### To do
Search the data for the word "contenu" and copy every line where it occurs.

### Supplied data
━━━
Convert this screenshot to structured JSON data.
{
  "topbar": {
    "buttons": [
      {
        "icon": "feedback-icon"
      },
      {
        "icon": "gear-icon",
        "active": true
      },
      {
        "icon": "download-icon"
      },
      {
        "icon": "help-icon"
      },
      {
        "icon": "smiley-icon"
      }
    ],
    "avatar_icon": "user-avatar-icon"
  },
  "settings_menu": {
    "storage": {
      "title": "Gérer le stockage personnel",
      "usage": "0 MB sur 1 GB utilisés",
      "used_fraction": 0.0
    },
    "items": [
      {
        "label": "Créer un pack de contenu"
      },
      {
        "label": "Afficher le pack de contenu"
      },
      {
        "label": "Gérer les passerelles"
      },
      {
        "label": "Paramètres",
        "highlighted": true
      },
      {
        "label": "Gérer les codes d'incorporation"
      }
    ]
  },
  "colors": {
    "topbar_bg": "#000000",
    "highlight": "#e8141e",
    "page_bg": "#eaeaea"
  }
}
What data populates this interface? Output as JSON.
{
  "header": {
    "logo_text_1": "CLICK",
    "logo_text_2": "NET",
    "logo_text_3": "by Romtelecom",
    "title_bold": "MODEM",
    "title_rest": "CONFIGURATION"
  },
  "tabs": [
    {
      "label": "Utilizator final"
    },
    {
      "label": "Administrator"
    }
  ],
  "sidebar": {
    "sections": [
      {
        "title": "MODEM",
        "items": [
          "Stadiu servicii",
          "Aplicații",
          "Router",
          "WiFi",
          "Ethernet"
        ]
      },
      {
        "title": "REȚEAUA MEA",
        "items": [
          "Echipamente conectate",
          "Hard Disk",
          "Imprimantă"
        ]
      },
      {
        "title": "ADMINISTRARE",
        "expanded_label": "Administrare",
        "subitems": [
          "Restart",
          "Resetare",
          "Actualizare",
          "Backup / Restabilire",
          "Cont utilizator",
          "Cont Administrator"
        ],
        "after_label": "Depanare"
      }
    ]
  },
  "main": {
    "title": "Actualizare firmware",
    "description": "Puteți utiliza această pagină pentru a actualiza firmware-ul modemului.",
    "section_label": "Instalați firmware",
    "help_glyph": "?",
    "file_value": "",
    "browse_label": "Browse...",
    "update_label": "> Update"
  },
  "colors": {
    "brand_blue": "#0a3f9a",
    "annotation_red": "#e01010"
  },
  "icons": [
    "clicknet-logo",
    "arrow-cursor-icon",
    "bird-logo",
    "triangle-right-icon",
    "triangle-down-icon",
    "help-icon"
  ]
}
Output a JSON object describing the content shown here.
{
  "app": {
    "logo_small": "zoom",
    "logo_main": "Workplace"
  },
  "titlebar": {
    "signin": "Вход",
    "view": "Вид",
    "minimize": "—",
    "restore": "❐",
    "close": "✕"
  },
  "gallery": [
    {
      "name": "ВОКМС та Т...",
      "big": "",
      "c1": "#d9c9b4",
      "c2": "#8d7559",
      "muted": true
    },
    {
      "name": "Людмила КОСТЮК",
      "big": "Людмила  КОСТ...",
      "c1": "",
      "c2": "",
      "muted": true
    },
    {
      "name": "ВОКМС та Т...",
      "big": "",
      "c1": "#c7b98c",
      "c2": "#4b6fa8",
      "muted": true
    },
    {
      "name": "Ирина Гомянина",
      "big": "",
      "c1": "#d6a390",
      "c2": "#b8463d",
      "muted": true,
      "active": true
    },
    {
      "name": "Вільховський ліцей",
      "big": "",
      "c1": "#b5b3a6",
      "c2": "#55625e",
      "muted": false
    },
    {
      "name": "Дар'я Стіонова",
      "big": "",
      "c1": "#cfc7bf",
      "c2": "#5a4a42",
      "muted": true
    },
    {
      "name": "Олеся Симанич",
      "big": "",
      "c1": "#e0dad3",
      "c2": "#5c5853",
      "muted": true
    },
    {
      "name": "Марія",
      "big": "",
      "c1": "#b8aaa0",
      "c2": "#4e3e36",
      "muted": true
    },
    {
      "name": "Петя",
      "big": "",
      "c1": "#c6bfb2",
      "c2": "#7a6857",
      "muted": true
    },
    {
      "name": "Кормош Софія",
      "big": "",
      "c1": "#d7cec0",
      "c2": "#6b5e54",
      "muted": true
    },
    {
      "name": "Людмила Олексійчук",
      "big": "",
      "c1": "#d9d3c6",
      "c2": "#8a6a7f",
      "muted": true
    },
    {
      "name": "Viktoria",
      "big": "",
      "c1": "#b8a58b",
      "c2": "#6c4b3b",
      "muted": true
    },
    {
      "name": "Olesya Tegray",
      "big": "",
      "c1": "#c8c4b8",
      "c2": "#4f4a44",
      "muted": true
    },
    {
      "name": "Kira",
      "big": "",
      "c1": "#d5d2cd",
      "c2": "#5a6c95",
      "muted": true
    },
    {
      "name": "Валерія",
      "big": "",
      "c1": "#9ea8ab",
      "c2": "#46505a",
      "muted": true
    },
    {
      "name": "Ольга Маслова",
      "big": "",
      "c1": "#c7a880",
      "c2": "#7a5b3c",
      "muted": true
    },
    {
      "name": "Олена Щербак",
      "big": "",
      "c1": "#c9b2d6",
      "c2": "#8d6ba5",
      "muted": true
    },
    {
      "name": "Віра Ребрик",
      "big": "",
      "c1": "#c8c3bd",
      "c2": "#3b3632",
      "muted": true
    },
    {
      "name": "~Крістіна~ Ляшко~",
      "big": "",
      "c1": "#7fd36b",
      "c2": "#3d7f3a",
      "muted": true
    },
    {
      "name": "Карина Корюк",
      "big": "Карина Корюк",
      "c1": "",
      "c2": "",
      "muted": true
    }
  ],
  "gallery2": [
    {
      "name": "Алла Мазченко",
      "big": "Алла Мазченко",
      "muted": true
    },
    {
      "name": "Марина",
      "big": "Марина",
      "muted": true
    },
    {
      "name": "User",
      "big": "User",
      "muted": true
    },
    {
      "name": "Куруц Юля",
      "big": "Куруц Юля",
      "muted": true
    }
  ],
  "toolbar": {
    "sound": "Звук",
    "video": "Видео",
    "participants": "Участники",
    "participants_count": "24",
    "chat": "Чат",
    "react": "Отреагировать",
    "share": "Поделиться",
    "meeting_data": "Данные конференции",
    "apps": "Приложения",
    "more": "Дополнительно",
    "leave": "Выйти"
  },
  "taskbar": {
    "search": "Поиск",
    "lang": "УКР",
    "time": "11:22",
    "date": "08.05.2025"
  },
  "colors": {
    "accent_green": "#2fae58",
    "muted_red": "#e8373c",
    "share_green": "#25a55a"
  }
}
━━━
### Exercise response
        "label": "Créer un pack de contenu"
        "label": "Afficher le pack de contenu"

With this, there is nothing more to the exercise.